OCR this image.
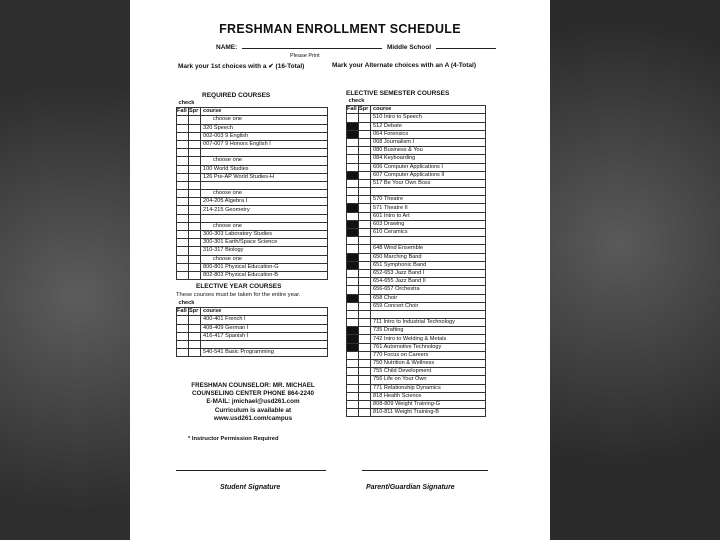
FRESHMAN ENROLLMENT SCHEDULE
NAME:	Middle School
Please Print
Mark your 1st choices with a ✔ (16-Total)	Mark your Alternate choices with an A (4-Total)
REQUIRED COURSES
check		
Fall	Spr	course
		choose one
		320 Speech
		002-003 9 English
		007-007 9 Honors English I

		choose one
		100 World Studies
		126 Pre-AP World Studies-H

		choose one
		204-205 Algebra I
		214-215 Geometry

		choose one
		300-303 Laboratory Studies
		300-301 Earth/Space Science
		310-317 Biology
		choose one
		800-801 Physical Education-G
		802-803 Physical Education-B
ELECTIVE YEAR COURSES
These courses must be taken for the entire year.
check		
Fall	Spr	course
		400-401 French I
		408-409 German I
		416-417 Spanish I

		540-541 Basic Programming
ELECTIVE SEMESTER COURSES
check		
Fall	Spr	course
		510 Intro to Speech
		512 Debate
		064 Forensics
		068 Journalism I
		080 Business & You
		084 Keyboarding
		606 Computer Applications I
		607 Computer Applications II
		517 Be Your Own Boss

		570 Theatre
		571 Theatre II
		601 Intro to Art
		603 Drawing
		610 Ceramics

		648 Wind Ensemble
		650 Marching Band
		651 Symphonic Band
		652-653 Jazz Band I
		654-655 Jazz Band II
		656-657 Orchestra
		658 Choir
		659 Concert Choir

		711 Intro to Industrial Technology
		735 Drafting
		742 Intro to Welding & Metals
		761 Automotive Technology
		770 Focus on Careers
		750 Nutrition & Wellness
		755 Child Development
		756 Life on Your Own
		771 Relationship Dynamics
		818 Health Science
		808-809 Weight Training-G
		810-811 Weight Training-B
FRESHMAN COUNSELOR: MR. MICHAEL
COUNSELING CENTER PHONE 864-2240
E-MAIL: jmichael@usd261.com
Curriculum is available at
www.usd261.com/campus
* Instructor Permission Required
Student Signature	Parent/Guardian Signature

==

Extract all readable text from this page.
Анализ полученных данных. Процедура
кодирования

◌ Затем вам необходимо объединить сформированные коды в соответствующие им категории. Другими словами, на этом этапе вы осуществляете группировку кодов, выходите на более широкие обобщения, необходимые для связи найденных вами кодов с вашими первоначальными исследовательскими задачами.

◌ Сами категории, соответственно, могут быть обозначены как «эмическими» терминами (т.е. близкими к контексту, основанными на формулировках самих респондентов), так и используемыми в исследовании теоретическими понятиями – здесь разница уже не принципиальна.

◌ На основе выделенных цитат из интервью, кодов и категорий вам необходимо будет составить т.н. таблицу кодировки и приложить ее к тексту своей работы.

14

◆ **The task**
Filter the listing above for the string "Weight" and copy every matching line.

◆ **Completed task**
		808-809 Weight Training-G
		810-811 Weight Training-B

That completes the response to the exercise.